**Goal:** Return the records word for word. Any pictures in them are not part of the copy.

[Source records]
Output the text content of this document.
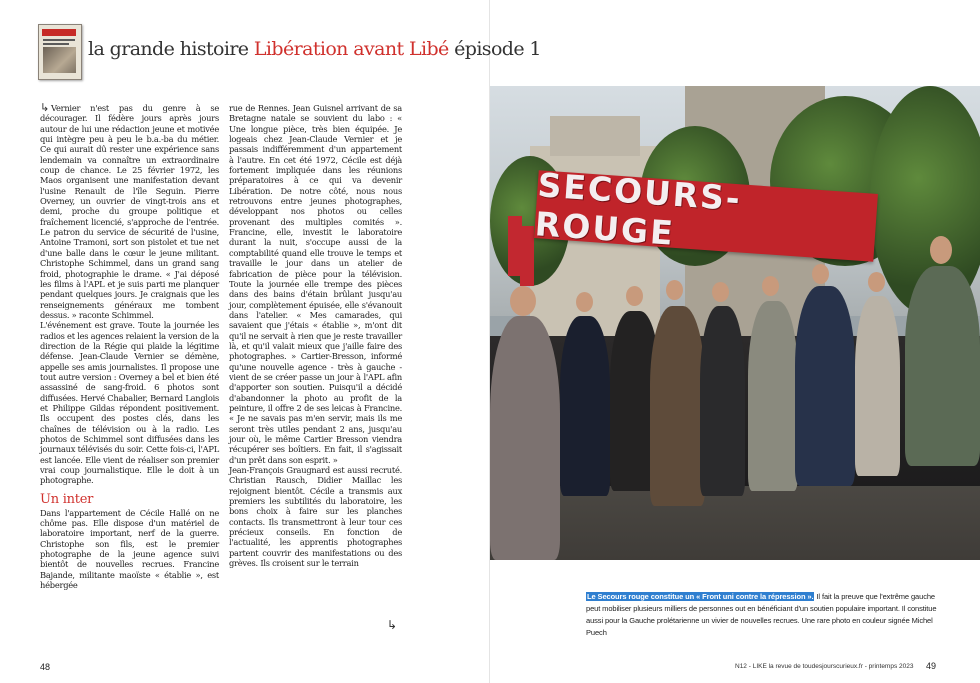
la grande histoire Libération avant Libé épisode 1

↳ Vernier n'est pas du genre à se décourager. Il fédère jours après jours autour de lui une rédaction jeune et motivée qui intègre peu à peu le b.a.-ba du métier. Ce qui aurait dû rester une expérience sans lendemain va connaître un extraordinaire coup de chance. Le 25 février 1972, les Maos organisent une manifestation devant l'usine Renault de l'île Seguin. Pierre Overney, un ouvrier de vingt-trois ans et demi, proche du groupe politique et fraîchement licencié, s'approche de l'entrée. Le patron du service de sécurité de l'usine, Antoine Tramoni, sort son pistolet et tue net d'une balle dans le cœur le jeune militant. Christophe Schimmel, dans un grand sang froid, photographie le drame. « J'ai déposé les films à l'APL et je suis parti me planquer pendant quelques jours. Je craignais que les renseignements généraux me tombent dessus. » raconte Schimmel.

L'événement est grave. Toute la journée les radios et les agences relaient la version de la direction de la Régie qui plaide la légitime défense. Jean-Claude Vernier se démène, appelle ses amis journalistes. Il propose une tout autre version : Overney a bel et bien été assassiné de sang-froid. 6 photos sont diffusées. Hervé Chabalier, Bernard Langlois et Philippe Gildas répondent positivement. Ils occupent des postes clés, dans les chaînes de télévision ou à la radio. Les photos de Schimmel sont diffusées dans les journaux télévisés du soir. Cette fois-ci, l'APL est lancée. Elle vient de réaliser son premier vrai coup journalistique. Elle le doit à un photographe.

Un inter

Dans l'appartement de Cécile Hallé on ne chôme pas. Elle dispose d'un matériel de laboratoire important, nerf de la guerre. Christophe son fils, est le premier photographe de la jeune agence suivi bientôt de nouvelles recrues. Francine Bajande, militante maoïste « établie », est hébergée

rue de Rennes. Jean Guisnel arrivant de sa Bretagne natale se souvient du labo : « Une longue pièce, très bien équipée. Je logeais chez Jean-Claude Vernier et je passais indifféremment d'un appartement à l'autre. En cet été 1972, Cécile est déjà fortement impliquée dans les réunions préparatoires à ce qui va devenir Libération. De notre côté, nous nous retrouvons entre jeunes photographes, développant nos photos ou celles provenant des multiples comités ». Francine, elle, investit le laboratoire durant la nuit, s'occupe aussi de la comptabilité quand elle trouve le temps et travaille le jour dans un atelier de fabrication de pièce pour la télévision. Toute la journée elle trempe des pièces dans des bains d'étain brûlant jusqu'au jour, complètement épuisée, elle s'évanouit dans l'atelier. « Mes camarades, qui savaient que j'étais « établie », m'ont dit qu'il ne servait à rien que je reste travailler là, et qu'il valait mieux que j'aille faire des photographes. » Cartier-Bresson, informé qu'une nouvelle agence - très à gauche - vient de se créer passe un jour à l'APL afin d'apporter son soutien. Puisqu'il a décidé d'abandonner la photo au profit de la peinture, il offre 2 de ses leicas à Francine. « Je ne savais pas m'en servir, mais ils me seront très utiles pendant 2 ans, jusqu'au jour où, le même Cartier Bresson viendra récupérer ses boîtiers. En fait, il s'agissait d'un prêt dans son esprit. »

Jean-François Graugnard est aussi recruté. Christian Rausch, Didier Maillac les rejoignent bientôt. Cécile a transmis aux premiers les subtilités du laboratoire, les bons choix à faire sur les planches contacts. Ils transmettront à leur tour ces précieux conseils. En fonction de l'actualité, les apprentis photographes partent couvrir des manifestations ou des grèves. Ils croisent sur le terrain

↳
SECOURS-ROUGE
Le Secours rouge constitue un « Front uni contre la répression ». Il fait la preuve que l'extrême gauche peut mobiliser plusieurs milliers de personnes out en bénéficiant d'un soutien populaire important. Il constitue aussi pour la Gauche prolétarienne un vivier de nouvelles recrues. Une rare photo en couleur signée Michel Puech
48	N12 - LIKE la revue de toudesjourscurieux.fr - printemps 2023 49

**Answer below:**
Output the text content of this document.
la grande histoire Libération avant Libé épisode 1

↳ Vernier n'est pas du genre à se décourager. Il fédère jours après jours autour de lui une rédaction jeune et motivée qui intègre peu à peu le b.a.-ba du métier. Ce qui aurait dû rester une expérience sans lendemain va connaître un extraordinaire coup de chance. Le 25 février 1972, les Maos organisent une manifestation devant l'usine Renault de l'île Seguin. Pierre Overney, un ouvrier de vingt-trois ans et demi, proche du groupe politique et fraîchement licencié, s'approche de l'entrée. Le patron du service de sécurité de l'usine, Antoine Tramoni, sort son pistolet et tue net d'une balle dans le cœur le jeune militant. Christophe Schimmel, dans un grand sang froid, photographie le drame. « J'ai déposé les films à l'APL et je suis parti me planquer pendant quelques jours. Je craignais que les renseignements généraux me tombent dessus. » raconte Schimmel.

L'événement est grave. Toute la journée les radios et les agences relaient la version de la direction de la Régie qui plaide la légitime défense. Jean-Claude Vernier se démène, appelle ses amis journalistes. Il propose une tout autre version : Overney a bel et bien été assassiné de sang-froid. 6 photos sont diffusées. Hervé Chabalier, Bernard Langlois et Philippe Gildas répondent positivement. Ils occupent des postes clés, dans les chaînes de télévision ou à la radio. Les photos de Schimmel sont diffusées dans les journaux télévisés du soir. Cette fois-ci, l'APL est lancée. Elle vient de réaliser son premier vrai coup journalistique. Elle le doit à un photographe.

Un inter

Dans l'appartement de Cécile Hallé on ne chôme pas. Elle dispose d'un matériel de laboratoire important, nerf de la guerre. Christophe son fils, est le premier photographe de la jeune agence suivi bientôt de nouvelles recrues. Francine Bajande, militante maoïste « établie », est hébergée

rue de Rennes. Jean Guisnel arrivant de sa Bretagne natale se souvient du labo : « Une longue pièce, très bien équipée. Je logeais chez Jean-Claude Vernier et je passais indifféremment d'un appartement à l'autre. En cet été 1972, Cécile est déjà fortement impliquée dans les réunions préparatoires à ce qui va devenir Libération. De notre côté, nous nous retrouvons entre jeunes photographes, développant nos photos ou celles provenant des multiples comités ». Francine, elle, investit le laboratoire durant la nuit, s'occupe aussi de la comptabilité quand elle trouve le temps et travaille le jour dans un atelier de fabrication de pièce pour la télévision. Toute la journée elle trempe des pièces dans des bains d'étain brûlant jusqu'au jour, complètement épuisée, elle s'évanouit dans l'atelier. « Mes camarades, qui savaient que j'étais « établie », m'ont dit qu'il ne servait à rien que je reste travailler là, et qu'il valait mieux que j'aille faire des photographes. » Cartier-Bresson, informé qu'une nouvelle agence - très à gauche - vient de se créer passe un jour à l'APL afin d'apporter son soutien. Puisqu'il a décidé d'abandonner la photo au profit de la peinture, il offre 2 de ses leicas à Francine. « Je ne savais pas m'en servir, mais ils me seront très utiles pendant 2 ans, jusqu'au jour où, le même Cartier Bresson viendra récupérer ses boîtiers. En fait, il s'agissait d'un prêt dans son esprit. »

Jean-François Graugnard est aussi recruté. Christian Rausch, Didier Maillac les rejoignent bientôt. Cécile a transmis aux premiers les subtilités du laboratoire, les bons choix à faire sur les planches contacts. Ils transmettront à leur tour ces précieux conseils. En fonction de l'actualité, les apprentis photographes partent couvrir des manifestations ou des grèves. Ils croisent sur le terrain

↳
SECOURS-ROUGE
Le Secours rouge constitue un « Front uni contre la répression ». Il fait la preuve que l'extrême gauche peut mobiliser plusieurs milliers de personnes out en bénéficiant d'un soutien populaire important. Il constitue aussi pour la Gauche prolétarienne un vivier de nouvelles recrues. Une rare photo en couleur signée Michel Puech
48	N12 - LIKE la revue de toudesjourscurieux.fr - printemps 2023 49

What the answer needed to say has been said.